WHAT IS BEING ASKED:
Reproduce the data exactly and drop any pictures it holds.

AVAILABLE DATA:

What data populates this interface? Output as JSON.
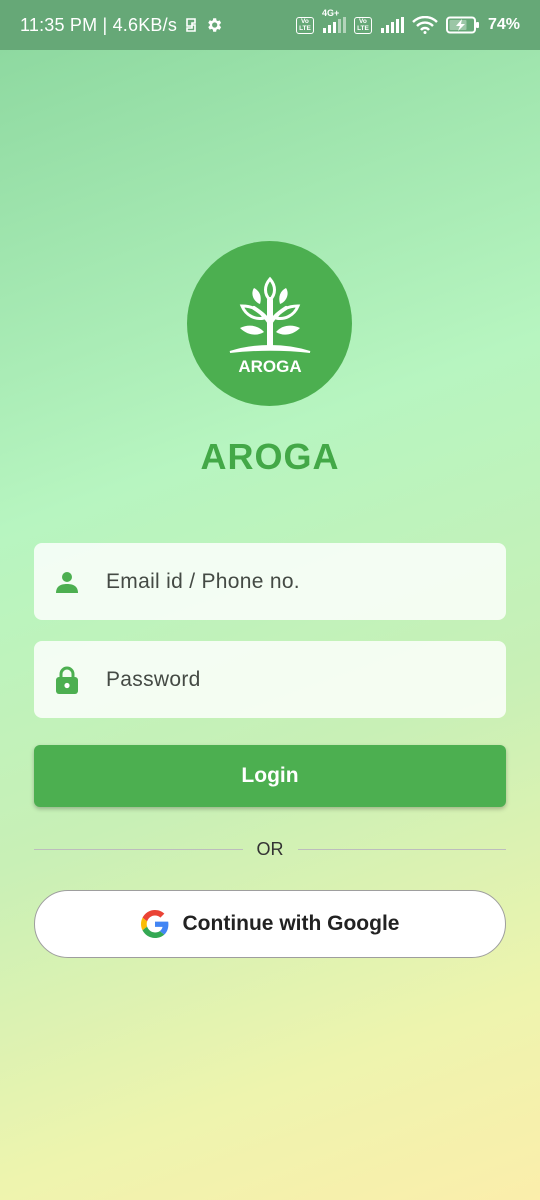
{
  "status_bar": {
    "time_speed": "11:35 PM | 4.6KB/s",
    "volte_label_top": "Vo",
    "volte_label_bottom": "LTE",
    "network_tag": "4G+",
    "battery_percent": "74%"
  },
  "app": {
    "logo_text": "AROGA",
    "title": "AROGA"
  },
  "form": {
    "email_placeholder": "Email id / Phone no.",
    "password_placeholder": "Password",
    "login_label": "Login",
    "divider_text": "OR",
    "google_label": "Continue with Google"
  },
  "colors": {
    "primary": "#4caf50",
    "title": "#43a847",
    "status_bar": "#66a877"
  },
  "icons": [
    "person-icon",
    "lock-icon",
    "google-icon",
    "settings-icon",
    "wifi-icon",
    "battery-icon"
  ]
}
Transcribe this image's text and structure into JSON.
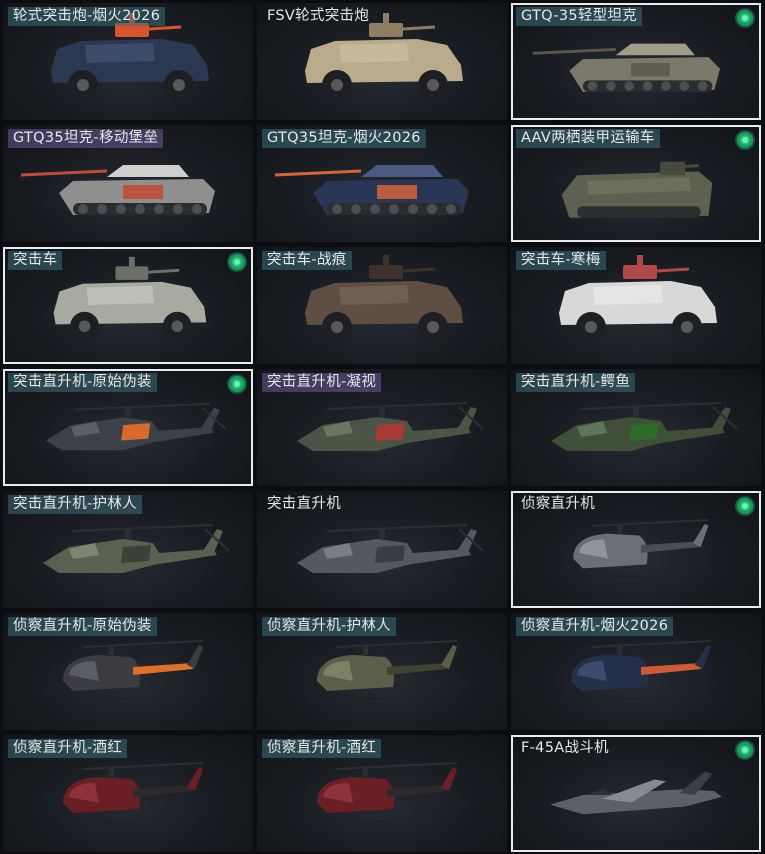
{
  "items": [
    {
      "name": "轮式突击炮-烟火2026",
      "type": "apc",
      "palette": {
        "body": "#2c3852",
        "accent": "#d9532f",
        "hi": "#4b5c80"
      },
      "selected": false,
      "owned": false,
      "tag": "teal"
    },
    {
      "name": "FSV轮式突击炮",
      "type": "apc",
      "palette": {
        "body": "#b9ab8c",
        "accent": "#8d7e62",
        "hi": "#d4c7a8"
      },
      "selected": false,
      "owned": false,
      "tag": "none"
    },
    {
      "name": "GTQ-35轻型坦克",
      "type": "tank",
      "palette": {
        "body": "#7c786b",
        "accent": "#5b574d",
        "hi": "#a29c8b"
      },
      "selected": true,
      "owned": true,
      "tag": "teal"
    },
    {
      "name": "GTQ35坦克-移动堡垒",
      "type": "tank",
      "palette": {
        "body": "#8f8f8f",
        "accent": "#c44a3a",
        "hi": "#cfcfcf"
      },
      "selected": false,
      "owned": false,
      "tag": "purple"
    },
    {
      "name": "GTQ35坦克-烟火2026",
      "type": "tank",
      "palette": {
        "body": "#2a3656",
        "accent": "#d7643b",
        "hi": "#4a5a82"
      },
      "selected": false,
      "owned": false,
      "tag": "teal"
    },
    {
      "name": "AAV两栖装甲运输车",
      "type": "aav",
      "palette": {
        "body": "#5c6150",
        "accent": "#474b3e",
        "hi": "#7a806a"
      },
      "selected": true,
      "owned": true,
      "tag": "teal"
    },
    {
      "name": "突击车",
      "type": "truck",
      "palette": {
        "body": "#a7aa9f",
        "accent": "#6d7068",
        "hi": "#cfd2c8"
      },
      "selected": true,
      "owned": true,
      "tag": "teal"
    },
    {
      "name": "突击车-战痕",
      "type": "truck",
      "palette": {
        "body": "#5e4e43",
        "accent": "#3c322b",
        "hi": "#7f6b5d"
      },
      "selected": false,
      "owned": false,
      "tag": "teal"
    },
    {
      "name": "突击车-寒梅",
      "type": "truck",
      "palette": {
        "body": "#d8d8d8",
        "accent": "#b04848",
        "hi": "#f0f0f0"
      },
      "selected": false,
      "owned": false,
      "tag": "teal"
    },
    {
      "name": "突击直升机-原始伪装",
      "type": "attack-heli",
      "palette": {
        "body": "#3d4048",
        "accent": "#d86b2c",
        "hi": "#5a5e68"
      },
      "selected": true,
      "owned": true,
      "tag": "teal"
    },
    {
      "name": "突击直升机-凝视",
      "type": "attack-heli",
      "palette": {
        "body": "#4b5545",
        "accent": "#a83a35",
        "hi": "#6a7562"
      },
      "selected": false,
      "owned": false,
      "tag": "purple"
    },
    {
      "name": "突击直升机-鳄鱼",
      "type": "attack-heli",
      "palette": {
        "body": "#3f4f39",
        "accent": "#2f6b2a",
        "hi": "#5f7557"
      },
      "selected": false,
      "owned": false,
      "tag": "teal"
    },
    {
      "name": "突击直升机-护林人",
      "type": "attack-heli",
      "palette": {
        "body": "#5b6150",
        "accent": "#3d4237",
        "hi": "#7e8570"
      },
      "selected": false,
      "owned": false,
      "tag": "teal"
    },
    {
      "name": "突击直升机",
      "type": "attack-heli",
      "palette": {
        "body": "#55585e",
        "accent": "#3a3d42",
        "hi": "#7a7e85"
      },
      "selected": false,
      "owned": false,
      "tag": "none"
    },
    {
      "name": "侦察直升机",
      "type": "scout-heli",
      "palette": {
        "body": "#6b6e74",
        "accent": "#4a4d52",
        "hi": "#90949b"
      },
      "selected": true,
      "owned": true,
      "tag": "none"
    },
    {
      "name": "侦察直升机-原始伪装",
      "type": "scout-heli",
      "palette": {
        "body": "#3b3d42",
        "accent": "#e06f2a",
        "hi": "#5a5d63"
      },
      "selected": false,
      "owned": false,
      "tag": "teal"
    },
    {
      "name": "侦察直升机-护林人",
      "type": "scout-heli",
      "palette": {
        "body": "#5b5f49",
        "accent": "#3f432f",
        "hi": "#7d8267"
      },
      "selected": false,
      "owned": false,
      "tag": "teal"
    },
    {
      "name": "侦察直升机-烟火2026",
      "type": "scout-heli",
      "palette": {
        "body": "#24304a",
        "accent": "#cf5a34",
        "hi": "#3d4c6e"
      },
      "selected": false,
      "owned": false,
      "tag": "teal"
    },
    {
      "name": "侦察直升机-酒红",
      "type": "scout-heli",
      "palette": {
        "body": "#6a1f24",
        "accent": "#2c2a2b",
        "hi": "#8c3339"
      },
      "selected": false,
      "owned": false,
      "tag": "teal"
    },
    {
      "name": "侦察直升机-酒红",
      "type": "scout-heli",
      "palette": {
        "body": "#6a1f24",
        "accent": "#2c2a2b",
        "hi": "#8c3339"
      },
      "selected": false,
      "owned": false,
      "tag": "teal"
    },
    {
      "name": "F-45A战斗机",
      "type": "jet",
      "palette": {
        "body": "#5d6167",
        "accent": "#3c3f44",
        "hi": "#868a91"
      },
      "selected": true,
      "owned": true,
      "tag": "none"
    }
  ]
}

OUTPUT FOR THIS EXERCISE:
What data populates this interface? Output as JSON.
{
  "status_bar": {
    "time_speed": "11:35 PM | 4.6KB/s",
    "volte_label_top": "Vo",
    "volte_label_bottom": "LTE",
    "network_tag": "4G+",
    "battery_percent": "74%"
  },
  "app": {
    "logo_text": "AROGA",
    "title": "AROGA"
  },
  "form": {
    "email_placeholder": "Email id / Phone no.",
    "password_placeholder": "Password",
    "login_label": "Login",
    "divider_text": "OR",
    "google_label": "Continue with Google"
  },
  "colors": {
    "primary": "#4caf50",
    "title": "#43a847",
    "status_bar": "#66a877"
  },
  "icons": [
    "person-icon",
    "lock-icon",
    "google-icon",
    "settings-icon",
    "wifi-icon",
    "battery-icon"
  ]
}
Transcribe this image's text and structure into JSON.
{
  "items": [
    {
      "name": "轮式突击炮-烟火2026",
      "type": "apc",
      "palette": {
        "body": "#2c3852",
        "accent": "#d9532f",
        "hi": "#4b5c80"
      },
      "selected": false,
      "owned": false,
      "tag": "teal"
    },
    {
      "name": "FSV轮式突击炮",
      "type": "apc",
      "palette": {
        "body": "#b9ab8c",
        "accent": "#8d7e62",
        "hi": "#d4c7a8"
      },
      "selected": false,
      "owned": false,
      "tag": "none"
    },
    {
      "name": "GTQ-35轻型坦克",
      "type": "tank",
      "palette": {
        "body": "#7c786b",
        "accent": "#5b574d",
        "hi": "#a29c8b"
      },
      "selected": true,
      "owned": true,
      "tag": "teal"
    },
    {
      "name": "GTQ35坦克-移动堡垒",
      "type": "tank",
      "palette": {
        "body": "#8f8f8f",
        "accent": "#c44a3a",
        "hi": "#cfcfcf"
      },
      "selected": false,
      "owned": false,
      "tag": "purple"
    },
    {
      "name": "GTQ35坦克-烟火2026",
      "type": "tank",
      "palette": {
        "body": "#2a3656",
        "accent": "#d7643b",
        "hi": "#4a5a82"
      },
      "selected": false,
      "owned": false,
      "tag": "teal"
    },
    {
      "name": "AAV两栖装甲运输车",
      "type": "aav",
      "palette": {
        "body": "#5c6150",
        "accent": "#474b3e",
        "hi": "#7a806a"
      },
      "selected": true,
      "owned": true,
      "tag": "teal"
    },
    {
      "name": "突击车",
      "type": "truck",
      "palette": {
        "body": "#a7aa9f",
        "accent": "#6d7068",
        "hi": "#cfd2c8"
      },
      "selected": true,
      "owned": true,
      "tag": "teal"
    },
    {
      "name": "突击车-战痕",
      "type": "truck",
      "palette": {
        "body": "#5e4e43",
        "accent": "#3c322b",
        "hi": "#7f6b5d"
      },
      "selected": false,
      "owned": false,
      "tag": "teal"
    },
    {
      "name": "突击车-寒梅",
      "type": "truck",
      "palette": {
        "body": "#d8d8d8",
        "accent": "#b04848",
        "hi": "#f0f0f0"
      },
      "selected": false,
      "owned": false,
      "tag": "teal"
    },
    {
      "name": "突击直升机-原始伪装",
      "type": "attack-heli",
      "palette": {
        "body": "#3d4048",
        "accent": "#d86b2c",
        "hi": "#5a5e68"
      },
      "selected": true,
      "owned": true,
      "tag": "teal"
    },
    {
      "name": "突击直升机-凝视",
      "type": "attack-heli",
      "palette": {
        "body": "#4b5545",
        "accent": "#a83a35",
        "hi": "#6a7562"
      },
      "selected": false,
      "owned": false,
      "tag": "purple"
    },
    {
      "name": "突击直升机-鳄鱼",
      "type": "attack-heli",
      "palette": {
        "body": "#3f4f39",
        "accent": "#2f6b2a",
        "hi": "#5f7557"
      },
      "selected": false,
      "owned": false,
      "tag": "teal"
    },
    {
      "name": "突击直升机-护林人",
      "type": "attack-heli",
      "palette": {
        "body": "#5b6150",
        "accent": "#3d4237",
        "hi": "#7e8570"
      },
      "selected": false,
      "owned": false,
      "tag": "teal"
    },
    {
      "name": "突击直升机",
      "type": "attack-heli",
      "palette": {
        "body": "#55585e",
        "accent": "#3a3d42",
        "hi": "#7a7e85"
      },
      "selected": false,
      "owned": false,
      "tag": "none"
    },
    {
      "name": "侦察直升机",
      "type": "scout-heli",
      "palette": {
        "body": "#6b6e74",
        "accent": "#4a4d52",
        "hi": "#90949b"
      },
      "selected": true,
      "owned": true,
      "tag": "none"
    },
    {
      "name": "侦察直升机-原始伪装",
      "type": "scout-heli",
      "palette": {
        "body": "#3b3d42",
        "accent": "#e06f2a",
        "hi": "#5a5d63"
      },
      "selected": false,
      "owned": false,
      "tag": "teal"
    },
    {
      "name": "侦察直升机-护林人",
      "type": "scout-heli",
      "palette": {
        "body": "#5b5f49",
        "accent": "#3f432f",
        "hi": "#7d8267"
      },
      "selected": false,
      "owned": false,
      "tag": "teal"
    },
    {
      "name": "侦察直升机-烟火2026",
      "type": "scout-heli",
      "palette": {
        "body": "#24304a",
        "accent": "#cf5a34",
        "hi": "#3d4c6e"
      },
      "selected": false,
      "owned": false,
      "tag": "teal"
    },
    {
      "name": "侦察直升机-酒红",
      "type": "scout-heli",
      "palette": {
        "body": "#6a1f24",
        "accent": "#2c2a2b",
        "hi": "#8c3339"
      },
      "selected": false,
      "owned": false,
      "tag": "teal"
    },
    {
      "name": "侦察直升机-酒红",
      "type": "scout-heli",
      "palette": {
        "body": "#6a1f24",
        "accent": "#2c2a2b",
        "hi": "#8c3339"
      },
      "selected": false,
      "owned": false,
      "tag": "teal"
    },
    {
      "name": "F-45A战斗机",
      "type": "jet",
      "palette": {
        "body": "#5d6167",
        "accent": "#3c3f44",
        "hi": "#868a91"
      },
      "selected": true,
      "owned": true,
      "tag": "none"
    }
  ]
}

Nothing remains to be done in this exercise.